• _THE REQUEST_
Find every line in the records below that holds the word "verschr" and copy it.

Lines of data
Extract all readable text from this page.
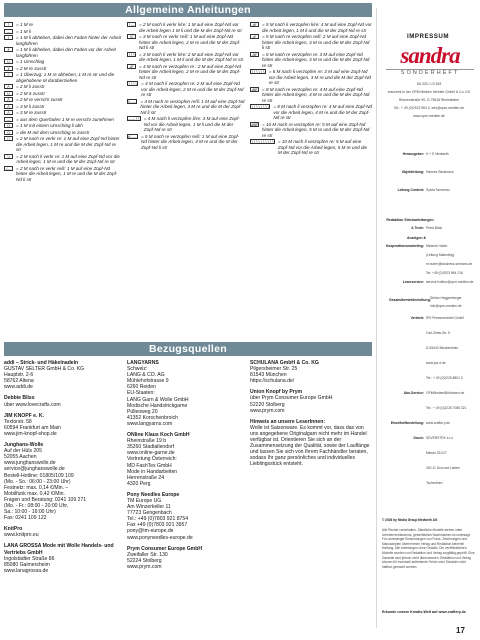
Allgemeine Anleitungen
│	= 1 M re
—	= 1 M li
I	= 1 M li abheben, dabei den Faden hinter der Arbeit langführen
⊼	= 1 M li abheben, dabei den Faden vor der Arbeit langführen
U	= 1 Umschlag
⊻	= 2 M re zusstr
◊	= 1 Überzug: 1 M re abheben, 1 M re str und die abgehobene M darüberziehen
⋀	= 2 M li zusstr
⋁	= 2 M ä zusstr
⋀	= 2 M re verschr zusstr
⋀	= 3 M li zusstr
⋀	= 3 M re zusstr
—	= aus dem Querfaden 1 M re verschr zunehmen
Q	= 1 M mit einem Umschlag li abh
Q	= die M mit dem Umschlag re zusstr
/∖	= 2 M nach re verkr re: 1 M auf eine Zopf-Nd hinter die Arbeit legen, 1 M re und die M der Zopf-Nd re str
∖/	= 2 M nach li verkr re: 1 M auf eine Zopf-Nd vor die Arbeit legen, 1 M re und die M der Zopf-Nd re str
⁄—	= 2 M nach re verkr re/li: 1 M auf eine Zopf-Nd hinter die Arbeit legen, 1 M re und die M der Zopf-Nd li str
∖— = 2 M nach li verkr li/re: 1 M auf eine Zopf-Nd vor die Arbeit legen 1 M li und die M der Zopf-Nd re str
∕∕∕	= 3 M nach re verkr re/li: 1 M auf eine Zopf-Nd hinter die Arbeit legen, 2 M re und die M der Zopf-Nd li str
∖∖∖ = 3 M nach li verkr li/re: 2 M auf eine Zopf-Nd vor die Arbeit legen, 1 M li und die M der Zopf-Nd re str
⁄⁄⁄⁄	= 4 M nach re verzopfen re : 2 M auf eine Zopf-Nd hinter die Arbeit legen, 2 M re und die M der Zopf-Nd re str
∖∖∖∖ = 4 M nach li verzopfen re: 2 M auf eine Zopf-Nd vor die Arbeit legen, 2 M re und die M der Zopf-Nd re str
⁄⁄—— = 4 M nach re verzopfen re/li: 1 M auf eine Zopf-Nd hinter die Arbeit legen, 3 M re und die M der Zopf-Nd li str
——∖∖ = 4 M nach li verzopfen li/re: 3 M auf eine Zopf-Nd vor die Arbeit legen, 1 M li und die M der Zopf-Nd re str
⁄⁄⁄—— = 5 M nach re verzopfen re/li: 1 M auf eine Zopf-Nd hinter die Arbeit legen, 4 M re und die M der Zopf-Nd li str
⁄⁄⁄⁄⁄	= 5 M nach li verzopfen li/re: 4 M auf eine Zopf-Nd vor die Arbeit legen, 1 M li und die M der Zopf-Nd re str
⁄⁄⁄⁄	= 5 M nach re verzopfen re/li: 2 M auf eine Zopf-Nd hinter die Arbeit legen, 3 M re und die M der Zopf-Nd li str
⁄⁄⁄⁄⁄⁄	= 6 M nach re verzopfen re: 3 M auf eine Zopf-Nd hinter die Arbeit legen, 3 M re und die M der Zopf-Nd re str
∖∖∖∖∖∖ = 6 M nach li verzopfen re: 3 M auf eine Zopf-Nd vor die Arbeit legen, 3 M re und die M der Zopf-Nd re str
⁄⁄⁄⁄⁄⁄⁄⁄	= 8 M nach re verzopfen re: 4 M auf eine Zopf-Nd hinter die Arbeit legen, 4 M re und die M der Zopf-Nd re str
∖∖∖∖∖∖∖∖ = 8 M nach li verzopfen re: 4 M auf eine Zopf-Nd vor die Arbeit legen, 4 M re und die M der Zopf-Nd re str
⁄⁄⁄⁄⁄⁄⁄⁄⁄⁄ = 10 M nach re verzopfen re: 5 M auf eine Zopf-Nd hinter die Arbeit legen, 5 M re und die M der Zopf-Nd re str
∖∖∖∖∖∖∖∖∖∖ = 10 M nach li verzopfen re: 5 M auf eine Zopf-Nd vor die Arbeit legen, 5 M re und die M der Zopf-Nd re str
Bezugsquellen
addi – Strick- und Häkelnadeln
GUSTAV SELTER GmbH & Co. KG
Hauptstr. 2-6
58762 Altena
www.addi.de
Debbie Bliss
über www.lovecrafts.com
JIM KNOPF e. K.
Textorstr. 58
60594 Frankfurt am Main
www.jim-knopf-shop.de
Junghans-Wolle
Auf der Hüls 205
52055 Aachen
www.junghanswolle.de
service@junghanswolle.de
Bestell-Hotline: 01805/109 109
(Mo. - So.: 06:00 - 23:00 Uhr)
Festnetz: max. 0,14 €/Min. –
Mobilfunk max. 0,42 €/Min.
Fragen und Beratung: 0241 109 271
(Mo. - Fr.: 08:00 - 20:00 Uhr,
Sa.: 10:00 - 16:00 Uhr)
Fax: 0241 109 122
KnitPro
www.knitpro.eu
LANA GROSSA Mode mit Wolle Handels- und Vertriebs GmbH
Ingolstädter Straße 86
85080 Gaimersheim
www.lanagrossa.de
LANGYARNS
Schweiz:
LANG & CO. AG
Mühlehofstrasse 9
6260 Reiden
EU-Staaten:
LANG Garn & Wolle GmbH
Modische Handstrickgarne
Püllenweg 20
41352 Korschenbroich
www.langyarns.com
ONline Klaus Koch GmbH
Rheinstraße 19 b
35260 Stadtallendorf
www.online-garne.de
Vertretung Österreich:
MD FashTex GmbH
Mode in Handarbeiten
Herrenstraße 24
4320 Perg
Pony Needles Europe
TM Europe UG
Am Winzerkeller 11
77723 Gengenbach
Tel.: +49 (0)7803 921 8754
Fax +49 (0)7803 921 3957
pony@tm-europe.de
www.ponyneedles-europe.de
Prym Consumer Europe GmbH
Zweifaller Str. 130
52224 Stolberg
www.prym.com
SCHULANA GmbH & Co. KG
Pilgersheimer Str. 25
81543 München
https://schulana.de/
Union Knopf by Prym
über Prym Consumer Europe GmbH
52220 Stolberg
www.prym.com
Hinweis an unsere LeserInnen:
Wolle ist Saisonware. Es kommt vor, dass das von uns angegebene Originalgarn nicht mehr im Handel verfügbar ist. Orientieren Sie sich an der Zusammensetzung der Qualität, sowie der Lauflänge und lassen Sie sich von Ihrem Fachhändler beraten, sodass Ihr ganz persönliches und individuelles Lieblingsstück entsteht.
IMPRESSUM
sandra
SONDERHEFT
SA 333 / LS 533
erscheint in der OPM Medien Vertrieb GmbH & Co. KG
Rönnenstraße 90, D-79618 Rheinfelden
Tel.: + 49 (0)7623 964 0, info@opm-medien.de
www.opm-medien.de
Herausgeber: H + E Medweth
Objektleitung: Hannes Stickmann
Leitung Content: Sylvia Tannenwi
Redaktion Strickanleitungen
& Texte: Petra Bäck
Anzeigen &
Kooperationsmarketing: Melanie Huber
(Leitung Marketing)
m.huber@business-services.de
Tel. +49 (0)7623 964 216
Leserservice: service.hotline@opm-medien.de
Gesamtherstellenleitung: Stefan Heggenberger
info@opm-medien.de
Vertrieb: IPS Pressevertrieb GmbH
Carl-Zeiss-Str. 5
D-53340 Meckenheim
www.ips-d.de
Tel.: + 49 (0)2225 8801 0
Abo-Service: OPMMedienBild/ebsen.de
Tel.: + 49 (0)2225 7085 321
Einzelheftbestellung: www.crafter.y.de
Druck: SEVERSTEK s.r.o.
Miesto 321/27
400 11 Ústí nad Labem
Tschechien
© 2026 by Media Group Medweth AG
Alle Rechte vorbehalten. Sämtliche Modelle stehen unter Urheberrechtsschutz, gewerbliches Nachmachen ist untersagt. Für unverlangte Einsendungen von Fotos, Zeichnungen und Manuskripten übernehmen Verlag und Redaktion keinerlei Haftung. Alle Anleitungen ohne Gewähr. Die veröffentlichten Modelle wurden von Redaktion und Verlag sorgfältig geprüft. Eine Garantie wird jedoch nicht übernommen. Redaktion und Verlag können für eventuell auftretende Fehler oder Schäden nicht haftbar gemacht werden.
Erkunde unsere Kreativ-Welt auf www.craftery.de
17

• _OUTPUT_
⋀	= 2 M re verschr zusstr
—	= aus dem Querfaden 1 M re verschr zunehmen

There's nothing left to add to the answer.